- [Task statement]:
Review the material line by line. Identify and copy every line that contains the string "bbox".

- [Given records]:
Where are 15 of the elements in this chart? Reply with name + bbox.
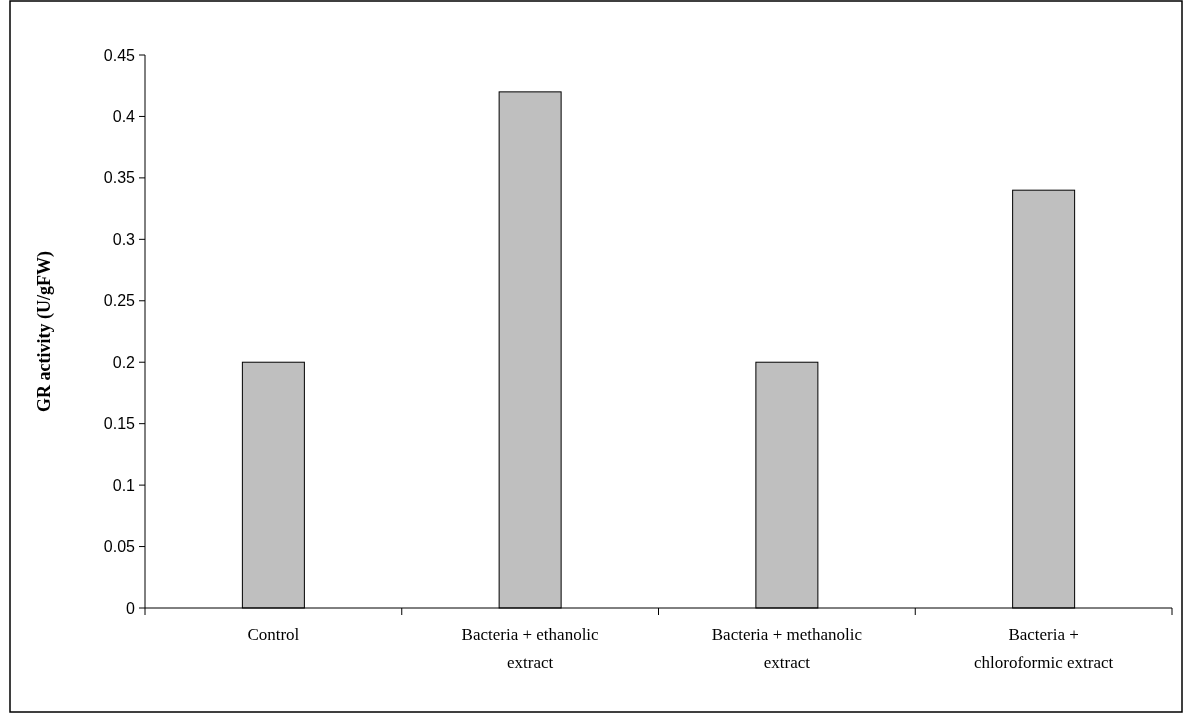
y-tick-label: 0.3 (112, 230, 136, 248)
x-tick-label: Bacteria + ethanolic extract (461, 625, 600, 672)
y-tick-label: 0 (126, 599, 136, 617)
y-tick-label: 0.1 (112, 476, 136, 494)
y-axis-title: GR activity (U/gFW) (34, 251, 55, 412)
y-tick-label: 0.15 (103, 415, 136, 433)
x-tick-label: Control (247, 625, 300, 644)
y-tick-label: 0.2 (112, 353, 136, 371)
y-tick-label: 0.25 (103, 292, 136, 310)
x-tick-label: Bacteria + chloroformic extract (974, 625, 1114, 672)
y-tick-label: 0.05 (103, 538, 136, 556)
y-tick-label: 0.4 (112, 108, 136, 126)
y-tick-label: 0.45 (103, 46, 136, 64)
y-tick-label: 0.35 (103, 169, 136, 187)
x-tick-label: Bacteria + methanolic extract (711, 625, 863, 672)
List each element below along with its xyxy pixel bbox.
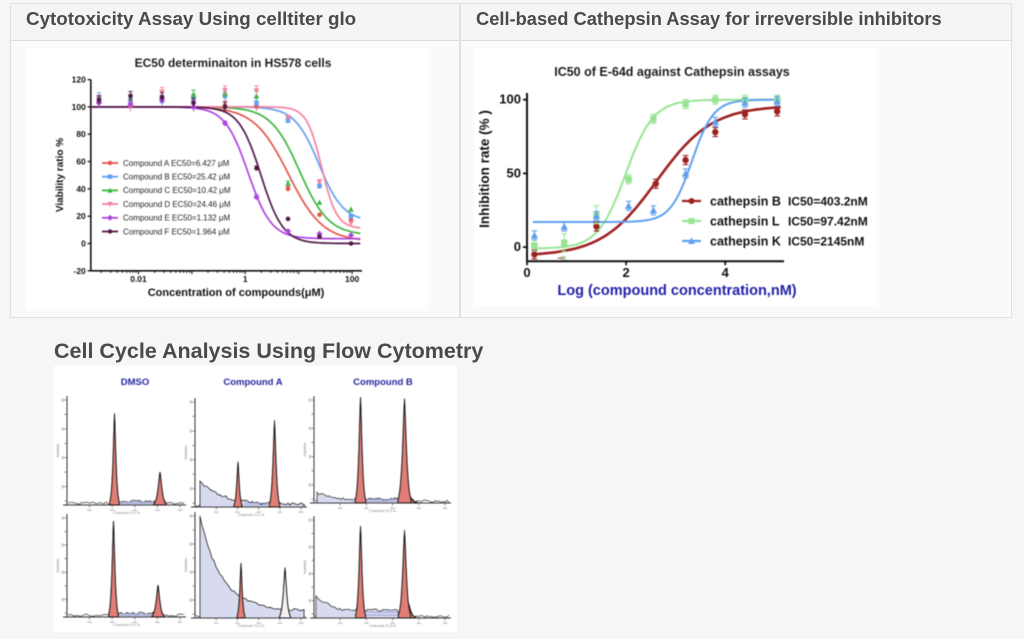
svg-text:0: 0 — [81, 239, 86, 249]
svg-text:Number: Number — [183, 557, 188, 572]
svg-text:Viability ratio %: Viability ratio % — [55, 138, 66, 212]
svg-text:Compound E EC50=1.132 μM: Compound E EC50=1.132 μM — [123, 214, 230, 223]
svg-text:100: 100 — [72, 102, 86, 112]
svg-text:Compound B: Compound B — [353, 377, 413, 388]
svg-text:80: 80 — [76, 129, 86, 139]
svg-text:Compound C EC50=10.42 μM: Compound C EC50=10.42 μM — [123, 186, 231, 195]
svg-text:Channels FL2-A: Channels FL2-A — [238, 513, 265, 517]
svg-text:100: 100 — [345, 274, 359, 284]
svg-text:IC50=403.2nM: IC50=403.2nM — [788, 194, 868, 208]
svg-text:cathepsin K: cathepsin K — [710, 234, 781, 248]
svg-text:0.01: 0.01 — [130, 274, 147, 284]
svg-text:0: 0 — [523, 265, 530, 280]
svg-text:Compound F EC50=1.964 μM: Compound F EC50=1.964 μM — [123, 227, 230, 236]
svg-text:40: 40 — [76, 184, 86, 194]
svg-text:20: 20 — [76, 211, 86, 221]
svg-text:0: 0 — [514, 239, 521, 254]
svg-text:IC50=2145nM: IC50=2145nM — [788, 234, 864, 248]
svg-text:1: 1 — [243, 274, 248, 284]
svg-text:Number: Number — [302, 559, 307, 574]
svg-text:Compound D EC50=24.46 μM: Compound D EC50=24.46 μM — [123, 200, 231, 209]
svg-text:cathepsin L: cathepsin L — [710, 214, 780, 228]
svg-text:Inhibition rate (% ): Inhibition rate (% ) — [477, 110, 492, 228]
svg-text:Compound B EC50=25.42 μM: Compound B EC50=25.42 μM — [123, 173, 230, 182]
svg-text:-20: -20 — [74, 266, 87, 276]
svg-text:Channels FL2-A: Channels FL2-A — [369, 624, 396, 628]
svg-text:Channels FL2-A: Channels FL2-A — [238, 624, 265, 628]
svg-text:Concentration of compounds(μM): Concentration of compounds(μM) — [148, 287, 325, 299]
svg-text:Channels FL2-A: Channels FL2-A — [369, 509, 396, 513]
svg-text:Number: Number — [302, 442, 307, 457]
svg-text:3L: 3L — [561, 255, 569, 262]
svg-text:cathepsin B: cathepsin B — [710, 194, 781, 208]
svg-text:2: 2 — [622, 265, 629, 280]
svg-text:Compound A EC50=6.427 μM: Compound A EC50=6.427 μM — [123, 159, 230, 168]
svg-text:60: 60 — [76, 157, 86, 167]
svg-text:120: 120 — [72, 75, 86, 85]
svg-text:DMSO: DMSO — [121, 377, 150, 388]
svg-text:Compound A: Compound A — [223, 377, 282, 388]
svg-text:IC50=97.42nM: IC50=97.42nM — [788, 214, 868, 228]
svg-text:Number: Number — [55, 443, 60, 458]
svg-text:4: 4 — [722, 265, 730, 280]
svg-text:50: 50 — [507, 165, 521, 180]
svg-text:Log (compound concentration,nM: Log (compound concentration,nM) — [557, 283, 796, 299]
svg-text:Channels FL2-A: Channels FL2-A — [113, 511, 140, 515]
svg-text:Channels FL2-A: Channels FL2-A — [113, 623, 140, 627]
svg-text:Number: Number — [183, 445, 188, 460]
svg-text:IC50 of E-64d against Cathepsi: IC50 of E-64d against Cathepsin assays — [554, 65, 790, 79]
svg-text:EC50 determinaiton in HS578 ce: EC50 determinaiton in HS578 cells — [135, 56, 332, 70]
svg-text:Number: Number — [55, 558, 60, 573]
svg-text:100: 100 — [499, 92, 521, 107]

- [Written response]:
Where are 15 of the elements in this chart? Reply with name + bbox.
List each element below along with its xyxy pixel bbox.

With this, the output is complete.